WRITTEN EXERCISE — Copy out all of the material exactly.

** Start of EXERCISE INPUTS **

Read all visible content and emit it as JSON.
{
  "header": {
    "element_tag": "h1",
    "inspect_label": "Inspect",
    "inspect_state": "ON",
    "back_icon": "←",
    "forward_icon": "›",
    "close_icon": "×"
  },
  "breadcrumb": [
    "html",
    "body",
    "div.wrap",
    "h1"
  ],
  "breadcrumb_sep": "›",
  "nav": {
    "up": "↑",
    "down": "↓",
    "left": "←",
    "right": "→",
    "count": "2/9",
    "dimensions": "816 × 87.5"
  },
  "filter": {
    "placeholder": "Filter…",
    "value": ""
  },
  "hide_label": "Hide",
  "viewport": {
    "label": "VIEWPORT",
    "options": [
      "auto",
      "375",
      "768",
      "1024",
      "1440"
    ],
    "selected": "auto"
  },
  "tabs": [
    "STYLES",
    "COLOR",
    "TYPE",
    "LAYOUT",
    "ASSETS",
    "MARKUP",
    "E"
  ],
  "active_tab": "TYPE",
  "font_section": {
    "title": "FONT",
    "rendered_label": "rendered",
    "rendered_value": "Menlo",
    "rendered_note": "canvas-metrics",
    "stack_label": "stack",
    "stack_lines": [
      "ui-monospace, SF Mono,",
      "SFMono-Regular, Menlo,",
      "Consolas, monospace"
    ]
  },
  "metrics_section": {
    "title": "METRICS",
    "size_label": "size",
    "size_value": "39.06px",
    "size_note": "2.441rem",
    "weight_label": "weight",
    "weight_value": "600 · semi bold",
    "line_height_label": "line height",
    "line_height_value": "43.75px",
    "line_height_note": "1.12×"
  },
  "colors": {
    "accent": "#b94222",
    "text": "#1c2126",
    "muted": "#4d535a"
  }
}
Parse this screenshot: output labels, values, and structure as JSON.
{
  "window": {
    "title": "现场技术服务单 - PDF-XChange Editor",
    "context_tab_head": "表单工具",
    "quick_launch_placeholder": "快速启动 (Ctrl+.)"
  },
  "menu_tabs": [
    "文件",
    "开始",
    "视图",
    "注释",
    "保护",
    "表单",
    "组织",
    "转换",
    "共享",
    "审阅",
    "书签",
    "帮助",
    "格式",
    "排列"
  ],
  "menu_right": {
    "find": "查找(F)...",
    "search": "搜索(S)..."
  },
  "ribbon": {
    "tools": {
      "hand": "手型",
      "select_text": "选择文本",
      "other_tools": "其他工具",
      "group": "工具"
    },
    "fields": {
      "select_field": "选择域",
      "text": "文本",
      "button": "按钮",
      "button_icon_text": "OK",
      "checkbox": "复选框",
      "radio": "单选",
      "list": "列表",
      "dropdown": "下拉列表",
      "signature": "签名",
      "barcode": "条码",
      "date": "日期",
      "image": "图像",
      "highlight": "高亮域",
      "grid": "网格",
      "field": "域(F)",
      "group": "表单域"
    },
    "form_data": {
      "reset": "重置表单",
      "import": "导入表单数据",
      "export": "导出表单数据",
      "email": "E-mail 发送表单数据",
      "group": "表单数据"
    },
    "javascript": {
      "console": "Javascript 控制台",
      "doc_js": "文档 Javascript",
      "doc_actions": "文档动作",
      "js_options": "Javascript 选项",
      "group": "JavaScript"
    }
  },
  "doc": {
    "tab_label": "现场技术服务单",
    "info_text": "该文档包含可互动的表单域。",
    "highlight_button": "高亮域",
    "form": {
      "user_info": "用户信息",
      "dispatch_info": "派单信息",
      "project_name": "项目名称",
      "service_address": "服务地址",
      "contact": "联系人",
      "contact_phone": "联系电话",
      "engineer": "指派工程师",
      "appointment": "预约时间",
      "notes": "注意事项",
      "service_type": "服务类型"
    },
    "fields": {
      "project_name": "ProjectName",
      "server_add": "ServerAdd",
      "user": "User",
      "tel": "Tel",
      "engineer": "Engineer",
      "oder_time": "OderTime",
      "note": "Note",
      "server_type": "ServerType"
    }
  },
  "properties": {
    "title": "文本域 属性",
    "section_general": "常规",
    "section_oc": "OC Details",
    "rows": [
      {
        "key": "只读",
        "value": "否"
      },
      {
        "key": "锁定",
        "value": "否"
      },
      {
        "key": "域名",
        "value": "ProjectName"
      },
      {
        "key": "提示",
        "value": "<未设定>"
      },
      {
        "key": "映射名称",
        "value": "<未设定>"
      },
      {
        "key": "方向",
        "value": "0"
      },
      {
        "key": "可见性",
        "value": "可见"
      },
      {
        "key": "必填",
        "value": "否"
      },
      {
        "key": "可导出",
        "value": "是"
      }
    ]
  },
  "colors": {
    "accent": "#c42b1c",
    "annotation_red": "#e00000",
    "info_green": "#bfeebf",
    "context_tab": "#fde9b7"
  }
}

** End of EXERCISE INPUTS **

ANSWER —
Read all visible content and emit it as JSON.
{
  "header": {
    "element_tag": "h1",
    "inspect_label": "Inspect",
    "inspect_state": "ON",
    "back_icon": "←",
    "forward_icon": "›",
    "close_icon": "×"
  },
  "breadcrumb": [
    "html",
    "body",
    "div.wrap",
    "h1"
  ],
  "breadcrumb_sep": "›",
  "nav": {
    "up": "↑",
    "down": "↓",
    "left": "←",
    "right": "→",
    "count": "2/9",
    "dimensions": "816 × 87.5"
  },
  "filter": {
    "placeholder": "Filter…",
    "value": ""
  },
  "hide_label": "Hide",
  "viewport": {
    "label": "VIEWPORT",
    "options": [
      "auto",
      "375",
      "768",
      "1024",
      "1440"
    ],
    "selected": "auto"
  },
  "tabs": [
    "STYLES",
    "COLOR",
    "TYPE",
    "LAYOUT",
    "ASSETS",
    "MARKUP",
    "E"
  ],
  "active_tab": "TYPE",
  "font_section": {
    "title": "FONT",
    "rendered_label": "rendered",
    "rendered_value": "Menlo",
    "rendered_note": "canvas-metrics",
    "stack_label": "stack",
    "stack_lines": [
      "ui-monospace, SF Mono,",
      "SFMono-Regular, Menlo,",
      "Consolas, monospace"
    ]
  },
  "metrics_section": {
    "title": "METRICS",
    "size_label": "size",
    "size_value": "39.06px",
    "size_note": "2.441rem",
    "weight_label": "weight",
    "weight_value": "600 · semi bold",
    "line_height_label": "line height",
    "line_height_value": "43.75px",
    "line_height_note": "1.12×"
  },
  "colors": {
    "accent": "#b94222",
    "text": "#1c2126",
    "muted": "#4d535a"
  }
}
Parse this screenshot: output labels, values, and structure as JSON.
{
  "window": {
    "title": "现场技术服务单 - PDF-XChange Editor",
    "context_tab_head": "表单工具",
    "quick_launch_placeholder": "快速启动 (Ctrl+.)"
  },
  "menu_tabs": [
    "文件",
    "开始",
    "视图",
    "注释",
    "保护",
    "表单",
    "组织",
    "转换",
    "共享",
    "审阅",
    "书签",
    "帮助",
    "格式",
    "排列"
  ],
  "menu_right": {
    "find": "查找(F)...",
    "search": "搜索(S)..."
  },
  "ribbon": {
    "tools": {
      "hand": "手型",
      "select_text": "选择文本",
      "other_tools": "其他工具",
      "group": "工具"
    },
    "fields": {
      "select_field": "选择域",
      "text": "文本",
      "button": "按钮",
      "button_icon_text": "OK",
      "checkbox": "复选框",
      "radio": "单选",
      "list": "列表",
      "dropdown": "下拉列表",
      "signature": "签名",
      "barcode": "条码",
      "date": "日期",
      "image": "图像",
      "highlight": "高亮域",
      "grid": "网格",
      "field": "域(F)",
      "group": "表单域"
    },
    "form_data": {
      "reset": "重置表单",
      "import": "导入表单数据",
      "export": "导出表单数据",
      "email": "E-mail 发送表单数据",
      "group": "表单数据"
    },
    "javascript": {
      "console": "Javascript 控制台",
      "doc_js": "文档 Javascript",
      "doc_actions": "文档动作",
      "js_options": "Javascript 选项",
      "group": "JavaScript"
    }
  },
  "doc": {
    "tab_label": "现场技术服务单",
    "info_text": "该文档包含可互动的表单域。",
    "highlight_button": "高亮域",
    "form": {
      "user_info": "用户信息",
      "dispatch_info": "派单信息",
      "project_name": "项目名称",
      "service_address": "服务地址",
      "contact": "联系人",
      "contact_phone": "联系电话",
      "engineer": "指派工程师",
      "appointment": "预约时间",
      "notes": "注意事项",
      "service_type": "服务类型"
    },
    "fields": {
      "project_name": "ProjectName",
      "server_add": "ServerAdd",
      "user": "User",
      "tel": "Tel",
      "engineer": "Engineer",
      "oder_time": "OderTime",
      "note": "Note",
      "server_type": "ServerType"
    }
  },
  "properties": {
    "title": "文本域 属性",
    "section_general": "常规",
    "section_oc": "OC Details",
    "rows": [
      {
        "key": "只读",
        "value": "否"
      },
      {
        "key": "锁定",
        "value": "否"
      },
      {
        "key": "域名",
        "value": "ProjectName"
      },
      {
        "key": "提示",
        "value": "<未设定>"
      },
      {
        "key": "映射名称",
        "value": "<未设定>"
      },
      {
        "key": "方向",
        "value": "0"
      },
      {
        "key": "可见性",
        "value": "可见"
      },
      {
        "key": "必填",
        "value": "否"
      },
      {
        "key": "可导出",
        "value": "是"
      }
    ]
  },
  "colors": {
    "accent": "#c42b1c",
    "annotation_red": "#e00000",
    "info_green": "#bfeebf",
    "context_tab": "#fde9b7"
  }
}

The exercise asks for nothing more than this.